--- Start Available records ---

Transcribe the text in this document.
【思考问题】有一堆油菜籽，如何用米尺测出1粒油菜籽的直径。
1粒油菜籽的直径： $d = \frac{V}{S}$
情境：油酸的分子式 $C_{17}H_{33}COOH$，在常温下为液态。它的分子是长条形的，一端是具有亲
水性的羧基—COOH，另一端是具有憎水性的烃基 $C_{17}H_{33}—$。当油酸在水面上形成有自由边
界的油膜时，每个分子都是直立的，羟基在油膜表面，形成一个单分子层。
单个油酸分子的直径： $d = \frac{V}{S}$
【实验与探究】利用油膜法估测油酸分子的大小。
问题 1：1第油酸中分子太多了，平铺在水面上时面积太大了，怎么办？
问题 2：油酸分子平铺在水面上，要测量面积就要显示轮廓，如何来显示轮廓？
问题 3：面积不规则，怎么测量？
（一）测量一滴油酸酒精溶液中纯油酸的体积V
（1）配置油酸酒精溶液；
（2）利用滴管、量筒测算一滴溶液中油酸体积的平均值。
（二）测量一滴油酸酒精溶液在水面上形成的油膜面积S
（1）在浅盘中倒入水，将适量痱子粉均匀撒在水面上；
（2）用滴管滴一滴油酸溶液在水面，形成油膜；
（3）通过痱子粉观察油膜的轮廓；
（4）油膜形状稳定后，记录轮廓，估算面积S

--- End Available records ---

Pick out all lines containing the string "COOH".

» Response to this exercise
情境：油酸的分子式 $C_{17}H_{33}COOH$，在常温下为液态。它的分子是长条形的，一端是具有亲
水性的羧基—COOH，另一端是具有憎水性的烃基 $C_{17}H_{33}—$。当油酸在水面上形成有自由边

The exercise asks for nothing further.